WHAT THE TASK ASKS - What lines of the data include the string "color"? Copy them all.

DATASET RECORDS -
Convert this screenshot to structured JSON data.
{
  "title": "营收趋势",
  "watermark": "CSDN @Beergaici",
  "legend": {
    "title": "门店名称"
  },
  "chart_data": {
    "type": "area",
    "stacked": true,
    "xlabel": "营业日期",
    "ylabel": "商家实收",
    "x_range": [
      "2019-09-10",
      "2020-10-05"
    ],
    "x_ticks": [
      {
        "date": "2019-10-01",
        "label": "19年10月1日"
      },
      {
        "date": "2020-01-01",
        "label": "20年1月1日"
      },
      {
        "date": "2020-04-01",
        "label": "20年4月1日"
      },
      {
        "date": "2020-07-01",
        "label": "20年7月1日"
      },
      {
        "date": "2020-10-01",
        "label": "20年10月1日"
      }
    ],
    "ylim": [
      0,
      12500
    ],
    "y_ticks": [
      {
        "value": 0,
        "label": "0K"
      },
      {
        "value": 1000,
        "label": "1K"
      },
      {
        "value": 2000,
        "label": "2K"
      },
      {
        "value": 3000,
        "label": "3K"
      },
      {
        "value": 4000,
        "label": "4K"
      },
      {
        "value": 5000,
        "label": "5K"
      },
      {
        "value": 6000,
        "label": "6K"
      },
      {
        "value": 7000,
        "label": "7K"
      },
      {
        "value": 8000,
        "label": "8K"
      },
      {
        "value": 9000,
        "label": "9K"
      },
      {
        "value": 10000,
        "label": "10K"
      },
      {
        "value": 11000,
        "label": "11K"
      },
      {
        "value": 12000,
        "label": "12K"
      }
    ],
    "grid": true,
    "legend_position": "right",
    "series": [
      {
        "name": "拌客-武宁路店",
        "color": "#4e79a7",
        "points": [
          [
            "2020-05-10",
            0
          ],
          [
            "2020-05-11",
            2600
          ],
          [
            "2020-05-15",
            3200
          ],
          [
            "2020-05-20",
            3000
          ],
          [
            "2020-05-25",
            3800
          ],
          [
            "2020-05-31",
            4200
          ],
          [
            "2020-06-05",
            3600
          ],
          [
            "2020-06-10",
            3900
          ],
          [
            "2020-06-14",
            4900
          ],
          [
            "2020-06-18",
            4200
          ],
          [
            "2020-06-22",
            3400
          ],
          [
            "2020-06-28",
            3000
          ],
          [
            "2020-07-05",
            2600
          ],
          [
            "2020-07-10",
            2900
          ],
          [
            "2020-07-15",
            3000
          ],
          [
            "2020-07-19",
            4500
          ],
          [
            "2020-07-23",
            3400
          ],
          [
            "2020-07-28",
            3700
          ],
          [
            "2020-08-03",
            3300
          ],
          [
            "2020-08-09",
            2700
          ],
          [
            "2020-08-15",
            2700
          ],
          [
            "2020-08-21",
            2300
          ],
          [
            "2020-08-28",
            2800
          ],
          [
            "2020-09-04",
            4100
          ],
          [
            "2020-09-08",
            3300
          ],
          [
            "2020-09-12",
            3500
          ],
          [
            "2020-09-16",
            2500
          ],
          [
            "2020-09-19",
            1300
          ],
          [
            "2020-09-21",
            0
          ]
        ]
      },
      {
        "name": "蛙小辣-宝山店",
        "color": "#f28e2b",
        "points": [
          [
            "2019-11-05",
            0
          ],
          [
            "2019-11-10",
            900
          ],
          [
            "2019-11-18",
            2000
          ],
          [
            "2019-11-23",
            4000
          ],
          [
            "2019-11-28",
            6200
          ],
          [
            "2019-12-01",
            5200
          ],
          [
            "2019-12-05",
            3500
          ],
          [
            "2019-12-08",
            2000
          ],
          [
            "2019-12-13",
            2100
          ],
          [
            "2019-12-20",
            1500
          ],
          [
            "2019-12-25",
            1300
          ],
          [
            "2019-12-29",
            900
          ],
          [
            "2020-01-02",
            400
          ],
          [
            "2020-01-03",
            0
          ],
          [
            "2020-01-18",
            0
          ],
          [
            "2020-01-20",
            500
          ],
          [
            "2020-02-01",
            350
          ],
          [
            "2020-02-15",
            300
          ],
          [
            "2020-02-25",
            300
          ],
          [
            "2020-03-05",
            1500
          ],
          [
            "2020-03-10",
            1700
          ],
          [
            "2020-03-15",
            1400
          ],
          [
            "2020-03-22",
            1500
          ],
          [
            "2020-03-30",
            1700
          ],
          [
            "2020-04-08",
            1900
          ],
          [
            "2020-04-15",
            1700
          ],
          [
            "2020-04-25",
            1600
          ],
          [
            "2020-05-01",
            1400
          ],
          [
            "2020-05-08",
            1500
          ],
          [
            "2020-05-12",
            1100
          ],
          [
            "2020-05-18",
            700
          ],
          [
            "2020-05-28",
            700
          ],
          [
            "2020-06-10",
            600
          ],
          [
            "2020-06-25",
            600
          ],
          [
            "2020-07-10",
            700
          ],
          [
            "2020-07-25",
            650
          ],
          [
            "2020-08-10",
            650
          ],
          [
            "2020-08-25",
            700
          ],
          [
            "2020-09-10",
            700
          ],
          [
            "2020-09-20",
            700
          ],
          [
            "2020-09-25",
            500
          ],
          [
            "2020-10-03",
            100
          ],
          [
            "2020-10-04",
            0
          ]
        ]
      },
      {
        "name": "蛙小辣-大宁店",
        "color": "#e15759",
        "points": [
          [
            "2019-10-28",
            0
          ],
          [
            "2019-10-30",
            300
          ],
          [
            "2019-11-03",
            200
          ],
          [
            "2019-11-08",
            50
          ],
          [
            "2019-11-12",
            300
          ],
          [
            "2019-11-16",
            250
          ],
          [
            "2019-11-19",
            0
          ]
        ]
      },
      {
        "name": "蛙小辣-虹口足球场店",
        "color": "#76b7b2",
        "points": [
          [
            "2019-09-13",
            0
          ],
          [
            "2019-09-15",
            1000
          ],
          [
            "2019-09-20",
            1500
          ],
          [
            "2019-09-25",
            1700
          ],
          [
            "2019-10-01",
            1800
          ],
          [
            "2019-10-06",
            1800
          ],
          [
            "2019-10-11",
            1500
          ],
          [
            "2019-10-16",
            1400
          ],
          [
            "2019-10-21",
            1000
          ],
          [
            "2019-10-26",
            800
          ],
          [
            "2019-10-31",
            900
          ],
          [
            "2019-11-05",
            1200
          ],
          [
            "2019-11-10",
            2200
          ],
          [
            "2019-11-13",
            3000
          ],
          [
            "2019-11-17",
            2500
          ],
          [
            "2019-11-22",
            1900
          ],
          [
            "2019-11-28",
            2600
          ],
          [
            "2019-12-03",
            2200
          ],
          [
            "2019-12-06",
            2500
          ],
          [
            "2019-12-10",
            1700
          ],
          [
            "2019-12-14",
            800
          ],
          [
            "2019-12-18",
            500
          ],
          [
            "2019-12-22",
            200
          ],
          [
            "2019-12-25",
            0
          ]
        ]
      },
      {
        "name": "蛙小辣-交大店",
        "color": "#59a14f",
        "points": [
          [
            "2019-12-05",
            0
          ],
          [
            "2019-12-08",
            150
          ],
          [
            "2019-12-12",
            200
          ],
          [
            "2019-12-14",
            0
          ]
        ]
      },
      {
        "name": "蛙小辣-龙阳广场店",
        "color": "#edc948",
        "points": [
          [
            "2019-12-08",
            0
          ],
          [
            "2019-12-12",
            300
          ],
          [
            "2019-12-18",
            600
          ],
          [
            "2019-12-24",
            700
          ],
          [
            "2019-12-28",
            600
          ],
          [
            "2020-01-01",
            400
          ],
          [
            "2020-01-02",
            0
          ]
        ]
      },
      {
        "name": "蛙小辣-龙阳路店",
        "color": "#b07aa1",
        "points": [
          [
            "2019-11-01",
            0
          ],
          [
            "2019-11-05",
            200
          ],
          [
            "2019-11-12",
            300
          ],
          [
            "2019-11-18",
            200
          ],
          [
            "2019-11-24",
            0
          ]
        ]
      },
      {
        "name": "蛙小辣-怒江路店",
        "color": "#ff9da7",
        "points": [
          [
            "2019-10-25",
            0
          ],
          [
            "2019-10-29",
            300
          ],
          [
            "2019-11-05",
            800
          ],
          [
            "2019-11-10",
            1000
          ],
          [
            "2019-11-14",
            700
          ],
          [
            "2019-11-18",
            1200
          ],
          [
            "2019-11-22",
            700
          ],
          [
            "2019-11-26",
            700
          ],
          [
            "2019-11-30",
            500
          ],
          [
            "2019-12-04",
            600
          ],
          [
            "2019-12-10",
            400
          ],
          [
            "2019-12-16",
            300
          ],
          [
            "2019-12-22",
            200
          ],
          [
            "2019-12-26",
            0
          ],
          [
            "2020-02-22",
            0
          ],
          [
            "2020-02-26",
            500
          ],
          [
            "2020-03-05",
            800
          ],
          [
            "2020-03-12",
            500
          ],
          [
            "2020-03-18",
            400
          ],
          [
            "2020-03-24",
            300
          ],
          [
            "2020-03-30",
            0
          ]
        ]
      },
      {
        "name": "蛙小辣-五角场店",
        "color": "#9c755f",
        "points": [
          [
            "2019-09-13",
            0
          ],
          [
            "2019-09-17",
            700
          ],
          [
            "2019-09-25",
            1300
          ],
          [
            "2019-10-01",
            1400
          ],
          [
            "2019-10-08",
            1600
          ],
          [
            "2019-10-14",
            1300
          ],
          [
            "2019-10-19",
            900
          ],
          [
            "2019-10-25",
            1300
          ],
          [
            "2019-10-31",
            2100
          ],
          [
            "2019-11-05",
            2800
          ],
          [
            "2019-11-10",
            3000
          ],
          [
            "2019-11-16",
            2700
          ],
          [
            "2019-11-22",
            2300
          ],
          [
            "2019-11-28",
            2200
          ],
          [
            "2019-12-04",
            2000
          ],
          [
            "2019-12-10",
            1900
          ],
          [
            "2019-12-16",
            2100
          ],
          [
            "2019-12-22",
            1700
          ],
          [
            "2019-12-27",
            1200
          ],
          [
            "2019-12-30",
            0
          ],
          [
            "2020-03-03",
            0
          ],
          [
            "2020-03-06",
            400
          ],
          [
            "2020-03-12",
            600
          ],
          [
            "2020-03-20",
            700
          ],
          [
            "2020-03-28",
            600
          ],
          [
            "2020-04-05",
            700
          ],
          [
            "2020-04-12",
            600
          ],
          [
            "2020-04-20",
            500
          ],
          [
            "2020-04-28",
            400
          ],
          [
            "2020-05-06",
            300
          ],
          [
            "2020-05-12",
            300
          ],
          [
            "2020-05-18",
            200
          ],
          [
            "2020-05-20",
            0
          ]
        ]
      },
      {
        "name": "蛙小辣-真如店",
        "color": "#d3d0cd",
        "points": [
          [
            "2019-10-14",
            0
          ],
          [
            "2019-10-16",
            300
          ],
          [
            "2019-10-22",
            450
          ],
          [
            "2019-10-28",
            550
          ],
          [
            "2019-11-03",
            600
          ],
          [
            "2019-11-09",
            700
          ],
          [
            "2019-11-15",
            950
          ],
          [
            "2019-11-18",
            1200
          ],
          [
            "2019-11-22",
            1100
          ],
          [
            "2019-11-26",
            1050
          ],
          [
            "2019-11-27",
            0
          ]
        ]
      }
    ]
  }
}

ANSWER BELOW -
        "color": "#4e79a7",
        "color": "#f28e2b",
        "color": "#e15759",
        "color": "#76b7b2",
        "color": "#59a14f",
        "color": "#edc948",
        "color": "#b07aa1",
        "color": "#ff9da7",
        "color": "#9c755f",
        "color": "#d3d0cd",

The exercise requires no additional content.